Records provided:
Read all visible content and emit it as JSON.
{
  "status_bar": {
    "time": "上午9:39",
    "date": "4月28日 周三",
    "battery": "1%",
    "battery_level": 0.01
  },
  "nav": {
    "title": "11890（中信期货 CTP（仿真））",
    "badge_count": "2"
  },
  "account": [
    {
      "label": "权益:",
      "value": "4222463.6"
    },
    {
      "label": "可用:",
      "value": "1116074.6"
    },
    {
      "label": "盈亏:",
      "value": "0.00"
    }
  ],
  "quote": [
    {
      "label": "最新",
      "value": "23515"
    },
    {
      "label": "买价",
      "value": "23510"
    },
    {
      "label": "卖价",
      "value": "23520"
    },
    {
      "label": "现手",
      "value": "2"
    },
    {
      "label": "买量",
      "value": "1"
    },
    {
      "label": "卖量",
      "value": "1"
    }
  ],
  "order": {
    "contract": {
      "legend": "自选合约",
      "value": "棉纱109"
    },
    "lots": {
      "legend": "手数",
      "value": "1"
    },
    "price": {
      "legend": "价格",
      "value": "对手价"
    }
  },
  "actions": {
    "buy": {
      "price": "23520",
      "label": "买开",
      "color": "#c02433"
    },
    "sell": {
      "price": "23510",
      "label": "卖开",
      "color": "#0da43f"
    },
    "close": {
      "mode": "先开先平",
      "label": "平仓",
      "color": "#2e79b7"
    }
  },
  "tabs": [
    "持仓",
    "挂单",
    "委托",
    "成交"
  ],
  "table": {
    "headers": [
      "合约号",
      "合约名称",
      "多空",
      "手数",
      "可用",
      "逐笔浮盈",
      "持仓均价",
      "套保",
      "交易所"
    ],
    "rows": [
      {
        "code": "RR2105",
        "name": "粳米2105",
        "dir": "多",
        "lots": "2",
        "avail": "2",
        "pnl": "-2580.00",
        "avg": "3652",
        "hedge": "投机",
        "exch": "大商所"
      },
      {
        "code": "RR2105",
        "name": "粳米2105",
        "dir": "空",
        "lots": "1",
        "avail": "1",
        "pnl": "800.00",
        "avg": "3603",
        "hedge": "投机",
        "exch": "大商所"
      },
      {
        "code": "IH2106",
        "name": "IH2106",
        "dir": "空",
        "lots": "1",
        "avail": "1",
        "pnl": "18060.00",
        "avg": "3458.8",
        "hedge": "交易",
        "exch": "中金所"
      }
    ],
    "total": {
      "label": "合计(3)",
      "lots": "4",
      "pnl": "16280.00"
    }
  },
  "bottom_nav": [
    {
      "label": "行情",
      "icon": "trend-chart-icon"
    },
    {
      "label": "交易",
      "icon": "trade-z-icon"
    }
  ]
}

What you need to do: Repeat the records above exactly, leaving none out.

The output:
Read all visible content and emit it as JSON.
{
  "status_bar": {
    "time": "上午9:39",
    "date": "4月28日 周三",
    "battery": "1%",
    "battery_level": 0.01
  },
  "nav": {
    "title": "11890（中信期货 CTP（仿真））",
    "badge_count": "2"
  },
  "account": [
    {
      "label": "权益:",
      "value": "4222463.6"
    },
    {
      "label": "可用:",
      "value": "1116074.6"
    },
    {
      "label": "盈亏:",
      "value": "0.00"
    }
  ],
  "quote": [
    {
      "label": "最新",
      "value": "23515"
    },
    {
      "label": "买价",
      "value": "23510"
    },
    {
      "label": "卖价",
      "value": "23520"
    },
    {
      "label": "现手",
      "value": "2"
    },
    {
      "label": "买量",
      "value": "1"
    },
    {
      "label": "卖量",
      "value": "1"
    }
  ],
  "order": {
    "contract": {
      "legend": "自选合约",
      "value": "棉纱109"
    },
    "lots": {
      "legend": "手数",
      "value": "1"
    },
    "price": {
      "legend": "价格",
      "value": "对手价"
    }
  },
  "actions": {
    "buy": {
      "price": "23520",
      "label": "买开",
      "color": "#c02433"
    },
    "sell": {
      "price": "23510",
      "label": "卖开",
      "color": "#0da43f"
    },
    "close": {
      "mode": "先开先平",
      "label": "平仓",
      "color": "#2e79b7"
    }
  },
  "tabs": [
    "持仓",
    "挂单",
    "委托",
    "成交"
  ],
  "table": {
    "headers": [
      "合约号",
      "合约名称",
      "多空",
      "手数",
      "可用",
      "逐笔浮盈",
      "持仓均价",
      "套保",
      "交易所"
    ],
    "rows": [
      {
        "code": "RR2105",
        "name": "粳米2105",
        "dir": "多",
        "lots": "2",
        "avail": "2",
        "pnl": "-2580.00",
        "avg": "3652",
        "hedge": "投机",
        "exch": "大商所"
      },
      {
        "code": "RR2105",
        "name": "粳米2105",
        "dir": "空",
        "lots": "1",
        "avail": "1",
        "pnl": "800.00",
        "avg": "3603",
        "hedge": "投机",
        "exch": "大商所"
      },
      {
        "code": "IH2106",
        "name": "IH2106",
        "dir": "空",
        "lots": "1",
        "avail": "1",
        "pnl": "18060.00",
        "avg": "3458.8",
        "hedge": "交易",
        "exch": "中金所"
      }
    ],
    "total": {
      "label": "合计(3)",
      "lots": "4",
      "pnl": "16280.00"
    }
  },
  "bottom_nav": [
    {
      "label": "行情",
      "icon": "trend-chart-icon"
    },
    {
      "label": "交易",
      "icon": "trade-z-icon"
    }
  ]
}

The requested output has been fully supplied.